— Start —

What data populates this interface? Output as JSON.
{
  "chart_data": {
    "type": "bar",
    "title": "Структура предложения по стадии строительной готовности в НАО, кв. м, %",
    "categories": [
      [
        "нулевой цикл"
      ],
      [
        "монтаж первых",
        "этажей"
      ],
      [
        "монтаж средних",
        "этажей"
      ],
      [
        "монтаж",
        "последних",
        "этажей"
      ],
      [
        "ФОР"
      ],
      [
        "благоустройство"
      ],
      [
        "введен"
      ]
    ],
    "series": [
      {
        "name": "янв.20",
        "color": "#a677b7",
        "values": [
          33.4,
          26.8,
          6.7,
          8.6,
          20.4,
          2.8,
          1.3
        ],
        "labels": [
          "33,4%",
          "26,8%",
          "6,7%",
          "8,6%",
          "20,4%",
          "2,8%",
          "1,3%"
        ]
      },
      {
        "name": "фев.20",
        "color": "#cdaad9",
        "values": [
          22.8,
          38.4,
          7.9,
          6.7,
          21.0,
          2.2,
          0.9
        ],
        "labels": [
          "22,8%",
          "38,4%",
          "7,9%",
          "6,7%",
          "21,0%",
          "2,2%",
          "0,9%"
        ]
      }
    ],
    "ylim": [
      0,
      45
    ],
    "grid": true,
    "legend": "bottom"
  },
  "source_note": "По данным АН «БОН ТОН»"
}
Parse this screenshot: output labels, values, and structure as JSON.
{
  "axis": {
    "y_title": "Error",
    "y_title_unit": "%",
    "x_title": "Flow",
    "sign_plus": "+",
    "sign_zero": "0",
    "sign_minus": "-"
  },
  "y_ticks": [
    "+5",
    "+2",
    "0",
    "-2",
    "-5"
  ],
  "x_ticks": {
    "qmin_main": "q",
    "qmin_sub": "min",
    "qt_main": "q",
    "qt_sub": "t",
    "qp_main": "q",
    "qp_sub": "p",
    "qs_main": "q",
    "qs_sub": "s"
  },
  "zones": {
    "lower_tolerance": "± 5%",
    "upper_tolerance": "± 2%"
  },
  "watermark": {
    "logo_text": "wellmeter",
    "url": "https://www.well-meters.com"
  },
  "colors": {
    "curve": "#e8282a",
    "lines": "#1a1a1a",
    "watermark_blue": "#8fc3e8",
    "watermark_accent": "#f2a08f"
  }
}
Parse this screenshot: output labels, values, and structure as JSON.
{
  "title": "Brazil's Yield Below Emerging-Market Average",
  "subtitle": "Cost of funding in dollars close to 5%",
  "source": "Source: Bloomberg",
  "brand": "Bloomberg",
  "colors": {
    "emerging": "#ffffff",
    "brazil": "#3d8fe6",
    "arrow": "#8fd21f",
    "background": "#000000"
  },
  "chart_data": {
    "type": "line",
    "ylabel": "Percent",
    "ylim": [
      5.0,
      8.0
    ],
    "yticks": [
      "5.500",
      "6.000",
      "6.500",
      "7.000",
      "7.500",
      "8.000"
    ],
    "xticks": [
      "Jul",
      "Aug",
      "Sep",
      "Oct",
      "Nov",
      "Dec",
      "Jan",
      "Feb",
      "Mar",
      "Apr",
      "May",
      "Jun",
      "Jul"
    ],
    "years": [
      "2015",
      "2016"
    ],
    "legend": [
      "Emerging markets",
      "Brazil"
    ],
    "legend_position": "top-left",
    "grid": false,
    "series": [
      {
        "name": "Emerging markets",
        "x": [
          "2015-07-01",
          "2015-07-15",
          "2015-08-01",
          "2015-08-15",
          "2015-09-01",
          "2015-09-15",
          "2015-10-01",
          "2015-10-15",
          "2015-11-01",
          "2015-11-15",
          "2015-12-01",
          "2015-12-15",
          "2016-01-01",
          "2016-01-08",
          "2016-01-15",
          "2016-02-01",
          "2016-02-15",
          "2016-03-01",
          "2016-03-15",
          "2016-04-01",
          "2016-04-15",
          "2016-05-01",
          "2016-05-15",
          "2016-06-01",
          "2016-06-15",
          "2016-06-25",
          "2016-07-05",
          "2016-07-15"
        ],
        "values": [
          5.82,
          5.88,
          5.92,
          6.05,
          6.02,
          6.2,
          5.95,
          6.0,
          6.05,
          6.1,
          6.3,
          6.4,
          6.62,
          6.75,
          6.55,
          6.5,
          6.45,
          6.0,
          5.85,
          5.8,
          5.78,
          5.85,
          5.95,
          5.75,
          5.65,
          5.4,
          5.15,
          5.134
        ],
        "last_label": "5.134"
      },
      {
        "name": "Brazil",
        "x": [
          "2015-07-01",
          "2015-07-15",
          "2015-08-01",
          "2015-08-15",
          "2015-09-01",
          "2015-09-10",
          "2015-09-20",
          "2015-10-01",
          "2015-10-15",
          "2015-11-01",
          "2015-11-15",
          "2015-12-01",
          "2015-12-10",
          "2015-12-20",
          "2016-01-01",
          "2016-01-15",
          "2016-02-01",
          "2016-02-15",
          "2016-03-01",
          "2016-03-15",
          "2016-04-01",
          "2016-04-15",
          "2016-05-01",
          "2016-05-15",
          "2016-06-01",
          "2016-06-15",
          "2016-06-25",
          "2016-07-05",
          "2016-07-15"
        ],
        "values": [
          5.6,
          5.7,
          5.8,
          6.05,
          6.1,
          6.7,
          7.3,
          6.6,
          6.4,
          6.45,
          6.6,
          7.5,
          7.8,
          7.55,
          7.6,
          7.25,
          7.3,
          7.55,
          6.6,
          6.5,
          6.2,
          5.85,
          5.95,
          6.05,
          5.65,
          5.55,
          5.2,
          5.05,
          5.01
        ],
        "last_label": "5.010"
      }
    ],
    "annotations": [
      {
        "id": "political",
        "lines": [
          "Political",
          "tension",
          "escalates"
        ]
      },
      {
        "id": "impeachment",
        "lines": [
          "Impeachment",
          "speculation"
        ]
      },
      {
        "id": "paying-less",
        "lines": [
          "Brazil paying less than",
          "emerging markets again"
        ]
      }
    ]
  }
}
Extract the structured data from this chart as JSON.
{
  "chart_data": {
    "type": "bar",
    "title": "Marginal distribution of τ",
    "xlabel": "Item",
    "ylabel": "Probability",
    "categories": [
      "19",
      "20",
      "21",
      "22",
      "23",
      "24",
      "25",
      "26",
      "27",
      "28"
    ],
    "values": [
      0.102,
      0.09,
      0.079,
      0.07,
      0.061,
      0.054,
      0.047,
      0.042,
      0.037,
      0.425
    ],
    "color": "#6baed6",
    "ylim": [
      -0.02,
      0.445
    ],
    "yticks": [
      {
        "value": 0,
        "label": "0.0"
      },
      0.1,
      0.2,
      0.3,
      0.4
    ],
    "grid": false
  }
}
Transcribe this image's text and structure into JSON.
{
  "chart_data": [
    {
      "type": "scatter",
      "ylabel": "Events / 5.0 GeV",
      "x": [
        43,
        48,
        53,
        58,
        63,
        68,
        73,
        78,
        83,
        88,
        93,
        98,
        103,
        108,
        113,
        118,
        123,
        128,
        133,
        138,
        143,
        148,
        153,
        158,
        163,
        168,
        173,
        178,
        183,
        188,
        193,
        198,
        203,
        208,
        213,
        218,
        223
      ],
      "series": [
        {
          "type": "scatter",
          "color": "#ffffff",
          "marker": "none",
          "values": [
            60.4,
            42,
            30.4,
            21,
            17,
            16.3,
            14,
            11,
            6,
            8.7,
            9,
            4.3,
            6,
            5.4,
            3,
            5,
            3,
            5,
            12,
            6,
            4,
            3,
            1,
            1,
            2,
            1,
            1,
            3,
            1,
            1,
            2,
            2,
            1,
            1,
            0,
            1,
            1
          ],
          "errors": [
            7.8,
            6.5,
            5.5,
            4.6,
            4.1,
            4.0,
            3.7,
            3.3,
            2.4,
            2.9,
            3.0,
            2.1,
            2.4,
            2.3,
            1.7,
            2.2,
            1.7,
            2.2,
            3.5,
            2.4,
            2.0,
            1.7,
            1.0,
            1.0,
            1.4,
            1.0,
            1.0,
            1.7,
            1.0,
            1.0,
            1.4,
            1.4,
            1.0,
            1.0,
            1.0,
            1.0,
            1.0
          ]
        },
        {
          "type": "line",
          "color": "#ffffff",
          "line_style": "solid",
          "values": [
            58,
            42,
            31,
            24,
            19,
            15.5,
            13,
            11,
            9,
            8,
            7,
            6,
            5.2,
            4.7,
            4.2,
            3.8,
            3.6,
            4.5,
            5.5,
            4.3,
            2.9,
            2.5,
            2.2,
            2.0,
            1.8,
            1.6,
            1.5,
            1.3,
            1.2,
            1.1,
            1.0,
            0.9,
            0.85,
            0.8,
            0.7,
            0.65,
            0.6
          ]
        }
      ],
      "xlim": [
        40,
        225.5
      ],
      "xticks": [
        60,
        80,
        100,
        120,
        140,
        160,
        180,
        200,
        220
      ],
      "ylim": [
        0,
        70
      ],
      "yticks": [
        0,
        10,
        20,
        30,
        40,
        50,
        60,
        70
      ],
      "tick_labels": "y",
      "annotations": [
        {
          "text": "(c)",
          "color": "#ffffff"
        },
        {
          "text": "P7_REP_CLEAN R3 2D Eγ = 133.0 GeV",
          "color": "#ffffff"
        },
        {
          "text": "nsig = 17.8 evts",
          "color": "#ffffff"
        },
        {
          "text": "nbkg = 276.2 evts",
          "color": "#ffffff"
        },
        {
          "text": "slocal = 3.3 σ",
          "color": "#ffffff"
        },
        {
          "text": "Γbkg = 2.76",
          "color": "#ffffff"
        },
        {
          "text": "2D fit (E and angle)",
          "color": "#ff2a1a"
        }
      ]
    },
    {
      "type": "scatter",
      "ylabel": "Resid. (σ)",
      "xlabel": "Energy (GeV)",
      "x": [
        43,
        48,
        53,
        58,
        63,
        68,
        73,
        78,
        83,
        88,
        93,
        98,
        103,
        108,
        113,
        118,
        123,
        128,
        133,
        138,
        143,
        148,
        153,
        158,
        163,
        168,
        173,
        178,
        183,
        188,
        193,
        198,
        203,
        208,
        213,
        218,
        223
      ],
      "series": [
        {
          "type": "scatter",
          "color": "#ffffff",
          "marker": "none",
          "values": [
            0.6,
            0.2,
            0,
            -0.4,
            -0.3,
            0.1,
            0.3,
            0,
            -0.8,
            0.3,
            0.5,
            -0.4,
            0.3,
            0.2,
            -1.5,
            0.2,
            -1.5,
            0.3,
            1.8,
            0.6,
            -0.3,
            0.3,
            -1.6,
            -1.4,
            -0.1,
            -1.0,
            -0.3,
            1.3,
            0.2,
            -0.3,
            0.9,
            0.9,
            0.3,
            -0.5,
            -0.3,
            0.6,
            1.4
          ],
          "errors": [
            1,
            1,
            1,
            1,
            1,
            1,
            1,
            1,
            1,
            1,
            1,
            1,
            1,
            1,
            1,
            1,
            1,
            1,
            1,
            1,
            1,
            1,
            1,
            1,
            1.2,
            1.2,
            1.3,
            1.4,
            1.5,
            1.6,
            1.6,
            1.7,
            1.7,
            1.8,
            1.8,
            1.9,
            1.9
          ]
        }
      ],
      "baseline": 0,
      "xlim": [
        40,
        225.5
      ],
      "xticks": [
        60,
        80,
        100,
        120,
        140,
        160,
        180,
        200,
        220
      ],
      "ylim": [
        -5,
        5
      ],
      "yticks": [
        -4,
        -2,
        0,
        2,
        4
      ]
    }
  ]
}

— End —

Required work
Using the listing above, pick out each line that contains the word "paying", then copy it.

Output for this task
        "id": "paying-less",
          "Brazil paying less than",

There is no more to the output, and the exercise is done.